WRITTEN PROBLEM.
Below are the records. Gather each line that holds "JSON".

DATA FOR THIS TASK.
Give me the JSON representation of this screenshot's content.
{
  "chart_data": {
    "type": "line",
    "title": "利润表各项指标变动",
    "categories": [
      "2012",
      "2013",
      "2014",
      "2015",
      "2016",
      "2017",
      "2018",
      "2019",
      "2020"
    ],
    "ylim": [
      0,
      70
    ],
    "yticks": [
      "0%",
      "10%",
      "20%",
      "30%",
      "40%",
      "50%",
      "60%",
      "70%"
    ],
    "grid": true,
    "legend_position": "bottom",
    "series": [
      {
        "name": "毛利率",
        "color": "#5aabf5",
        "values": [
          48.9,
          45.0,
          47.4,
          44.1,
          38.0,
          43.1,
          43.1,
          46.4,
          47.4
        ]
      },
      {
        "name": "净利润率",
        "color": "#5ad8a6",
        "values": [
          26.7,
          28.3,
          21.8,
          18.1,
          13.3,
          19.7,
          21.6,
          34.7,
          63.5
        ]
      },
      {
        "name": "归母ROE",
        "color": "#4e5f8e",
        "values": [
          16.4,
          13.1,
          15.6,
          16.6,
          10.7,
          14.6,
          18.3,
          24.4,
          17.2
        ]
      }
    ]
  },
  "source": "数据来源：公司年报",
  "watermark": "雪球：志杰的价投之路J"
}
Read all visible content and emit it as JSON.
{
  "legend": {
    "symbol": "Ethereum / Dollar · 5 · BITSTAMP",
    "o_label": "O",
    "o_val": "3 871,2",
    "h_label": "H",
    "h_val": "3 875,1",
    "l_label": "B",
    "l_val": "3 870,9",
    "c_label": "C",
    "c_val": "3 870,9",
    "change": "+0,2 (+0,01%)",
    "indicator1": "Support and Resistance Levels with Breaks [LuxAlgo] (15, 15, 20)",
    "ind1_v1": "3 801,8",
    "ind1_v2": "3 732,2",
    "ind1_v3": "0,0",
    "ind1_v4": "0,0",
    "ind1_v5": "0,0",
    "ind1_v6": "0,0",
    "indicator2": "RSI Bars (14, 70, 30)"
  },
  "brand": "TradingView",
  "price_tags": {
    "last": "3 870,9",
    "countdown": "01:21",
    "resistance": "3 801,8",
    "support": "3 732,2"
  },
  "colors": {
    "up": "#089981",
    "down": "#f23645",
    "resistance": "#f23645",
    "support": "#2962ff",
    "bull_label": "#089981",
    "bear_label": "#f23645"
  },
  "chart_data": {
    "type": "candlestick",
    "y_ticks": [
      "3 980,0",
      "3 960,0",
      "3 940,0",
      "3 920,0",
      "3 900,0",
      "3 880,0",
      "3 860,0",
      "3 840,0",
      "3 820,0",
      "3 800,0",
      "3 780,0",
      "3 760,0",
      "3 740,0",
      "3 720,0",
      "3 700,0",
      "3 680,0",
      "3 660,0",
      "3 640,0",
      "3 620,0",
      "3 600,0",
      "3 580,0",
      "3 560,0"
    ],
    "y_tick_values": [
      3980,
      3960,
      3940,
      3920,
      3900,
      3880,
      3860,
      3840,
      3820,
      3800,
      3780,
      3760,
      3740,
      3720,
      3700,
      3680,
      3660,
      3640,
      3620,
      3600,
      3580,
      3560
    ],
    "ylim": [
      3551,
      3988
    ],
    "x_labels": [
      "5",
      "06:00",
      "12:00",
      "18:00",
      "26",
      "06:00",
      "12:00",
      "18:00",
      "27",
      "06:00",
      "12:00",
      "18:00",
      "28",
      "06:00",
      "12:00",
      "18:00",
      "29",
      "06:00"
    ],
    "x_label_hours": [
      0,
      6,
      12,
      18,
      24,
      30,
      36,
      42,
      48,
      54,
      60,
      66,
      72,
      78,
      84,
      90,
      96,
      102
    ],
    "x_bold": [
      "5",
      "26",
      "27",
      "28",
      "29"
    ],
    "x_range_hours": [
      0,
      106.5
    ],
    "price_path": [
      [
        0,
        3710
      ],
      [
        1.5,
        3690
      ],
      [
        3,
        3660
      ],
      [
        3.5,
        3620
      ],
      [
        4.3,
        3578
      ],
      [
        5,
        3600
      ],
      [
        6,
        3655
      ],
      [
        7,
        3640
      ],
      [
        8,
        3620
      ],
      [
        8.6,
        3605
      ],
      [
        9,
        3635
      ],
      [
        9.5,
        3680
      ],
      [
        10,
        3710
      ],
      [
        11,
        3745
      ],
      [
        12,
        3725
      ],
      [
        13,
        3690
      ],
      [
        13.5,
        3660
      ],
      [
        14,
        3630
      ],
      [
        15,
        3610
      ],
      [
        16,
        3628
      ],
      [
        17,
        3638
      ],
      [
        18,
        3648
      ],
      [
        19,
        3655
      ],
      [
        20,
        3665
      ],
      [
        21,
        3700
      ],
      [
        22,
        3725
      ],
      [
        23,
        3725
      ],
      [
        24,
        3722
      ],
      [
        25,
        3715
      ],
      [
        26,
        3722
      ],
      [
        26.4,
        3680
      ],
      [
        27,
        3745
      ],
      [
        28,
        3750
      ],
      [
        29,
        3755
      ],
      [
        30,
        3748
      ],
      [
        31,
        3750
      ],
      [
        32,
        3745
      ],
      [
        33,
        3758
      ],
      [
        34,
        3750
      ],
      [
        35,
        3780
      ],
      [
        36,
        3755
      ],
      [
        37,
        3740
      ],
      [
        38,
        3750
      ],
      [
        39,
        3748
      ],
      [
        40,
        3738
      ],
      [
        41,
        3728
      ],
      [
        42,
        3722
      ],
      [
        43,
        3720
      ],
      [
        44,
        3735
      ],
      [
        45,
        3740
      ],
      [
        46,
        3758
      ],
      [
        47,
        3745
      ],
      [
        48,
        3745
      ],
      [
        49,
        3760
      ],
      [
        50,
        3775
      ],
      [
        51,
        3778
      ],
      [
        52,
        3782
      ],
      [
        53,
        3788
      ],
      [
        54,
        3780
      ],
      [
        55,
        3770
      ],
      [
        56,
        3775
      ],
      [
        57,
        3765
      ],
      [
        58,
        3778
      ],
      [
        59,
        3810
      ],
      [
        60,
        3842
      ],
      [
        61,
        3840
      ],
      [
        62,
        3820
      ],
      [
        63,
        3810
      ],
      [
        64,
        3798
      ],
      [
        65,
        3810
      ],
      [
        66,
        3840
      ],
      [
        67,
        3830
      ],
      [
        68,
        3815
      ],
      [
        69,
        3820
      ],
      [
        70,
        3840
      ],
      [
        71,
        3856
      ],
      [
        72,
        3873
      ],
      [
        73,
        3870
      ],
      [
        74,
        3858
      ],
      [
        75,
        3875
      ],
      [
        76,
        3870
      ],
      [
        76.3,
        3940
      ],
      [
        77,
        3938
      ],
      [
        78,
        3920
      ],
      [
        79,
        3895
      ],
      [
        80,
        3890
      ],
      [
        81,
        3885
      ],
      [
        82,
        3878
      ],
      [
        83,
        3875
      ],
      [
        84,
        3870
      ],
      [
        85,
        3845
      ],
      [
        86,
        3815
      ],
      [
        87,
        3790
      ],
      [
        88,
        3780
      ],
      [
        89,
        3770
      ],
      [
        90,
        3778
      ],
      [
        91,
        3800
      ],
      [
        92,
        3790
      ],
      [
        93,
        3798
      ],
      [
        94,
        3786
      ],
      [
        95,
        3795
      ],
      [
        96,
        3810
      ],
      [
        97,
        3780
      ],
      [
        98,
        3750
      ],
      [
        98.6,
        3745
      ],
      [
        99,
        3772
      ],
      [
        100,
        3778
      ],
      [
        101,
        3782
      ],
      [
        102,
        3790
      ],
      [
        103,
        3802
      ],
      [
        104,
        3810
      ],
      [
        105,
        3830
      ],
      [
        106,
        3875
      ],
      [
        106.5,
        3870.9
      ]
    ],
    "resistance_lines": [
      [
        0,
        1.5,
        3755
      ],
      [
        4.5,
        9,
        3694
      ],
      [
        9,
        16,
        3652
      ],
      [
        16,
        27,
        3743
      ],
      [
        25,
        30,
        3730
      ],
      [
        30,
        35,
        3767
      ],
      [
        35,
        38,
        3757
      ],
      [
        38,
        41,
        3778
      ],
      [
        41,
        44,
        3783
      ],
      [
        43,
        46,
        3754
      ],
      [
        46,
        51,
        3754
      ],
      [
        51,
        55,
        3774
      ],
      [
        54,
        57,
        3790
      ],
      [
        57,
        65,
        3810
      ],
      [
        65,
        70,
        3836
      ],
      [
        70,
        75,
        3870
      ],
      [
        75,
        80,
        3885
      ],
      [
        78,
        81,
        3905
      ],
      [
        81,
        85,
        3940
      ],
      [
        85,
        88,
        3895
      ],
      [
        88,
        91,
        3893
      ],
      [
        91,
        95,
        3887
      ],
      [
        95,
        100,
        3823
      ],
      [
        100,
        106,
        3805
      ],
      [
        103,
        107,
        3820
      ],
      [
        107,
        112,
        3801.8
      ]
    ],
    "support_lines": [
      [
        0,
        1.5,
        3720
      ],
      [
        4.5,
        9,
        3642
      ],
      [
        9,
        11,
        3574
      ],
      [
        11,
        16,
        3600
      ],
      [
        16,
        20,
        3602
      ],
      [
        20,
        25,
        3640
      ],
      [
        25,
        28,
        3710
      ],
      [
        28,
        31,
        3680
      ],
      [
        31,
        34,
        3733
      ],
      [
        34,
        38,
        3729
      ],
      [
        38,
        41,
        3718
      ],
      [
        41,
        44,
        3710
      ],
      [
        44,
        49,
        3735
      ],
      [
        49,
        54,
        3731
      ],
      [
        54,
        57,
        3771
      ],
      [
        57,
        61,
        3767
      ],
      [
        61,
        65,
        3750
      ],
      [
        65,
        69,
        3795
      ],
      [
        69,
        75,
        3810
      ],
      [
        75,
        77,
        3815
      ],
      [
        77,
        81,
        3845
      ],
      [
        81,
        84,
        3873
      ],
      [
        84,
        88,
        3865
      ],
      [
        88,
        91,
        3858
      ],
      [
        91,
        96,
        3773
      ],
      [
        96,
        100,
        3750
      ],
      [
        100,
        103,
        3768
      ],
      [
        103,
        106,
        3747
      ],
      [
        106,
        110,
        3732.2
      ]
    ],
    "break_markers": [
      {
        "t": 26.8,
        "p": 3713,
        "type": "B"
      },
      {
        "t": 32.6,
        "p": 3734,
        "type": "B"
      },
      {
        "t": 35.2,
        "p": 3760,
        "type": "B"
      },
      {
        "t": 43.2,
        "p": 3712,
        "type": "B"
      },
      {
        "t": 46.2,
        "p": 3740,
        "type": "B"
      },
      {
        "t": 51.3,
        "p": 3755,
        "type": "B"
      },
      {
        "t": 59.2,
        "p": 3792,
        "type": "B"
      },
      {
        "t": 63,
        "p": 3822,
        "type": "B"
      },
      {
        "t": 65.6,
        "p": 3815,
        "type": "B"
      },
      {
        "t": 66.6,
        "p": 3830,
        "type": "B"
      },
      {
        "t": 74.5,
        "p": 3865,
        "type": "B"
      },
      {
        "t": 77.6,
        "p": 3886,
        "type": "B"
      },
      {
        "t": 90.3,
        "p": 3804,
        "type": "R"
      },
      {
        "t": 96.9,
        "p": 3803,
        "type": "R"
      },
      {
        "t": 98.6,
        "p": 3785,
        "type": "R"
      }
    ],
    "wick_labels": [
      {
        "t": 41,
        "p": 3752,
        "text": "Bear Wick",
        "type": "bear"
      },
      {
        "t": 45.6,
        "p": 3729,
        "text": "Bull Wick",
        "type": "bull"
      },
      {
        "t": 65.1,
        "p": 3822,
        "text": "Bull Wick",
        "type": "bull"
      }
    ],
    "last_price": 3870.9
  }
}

CORRECT OUTPUT.
Give me the JSON representation of this screenshot's content.
Read all visible content and emit it as JSON.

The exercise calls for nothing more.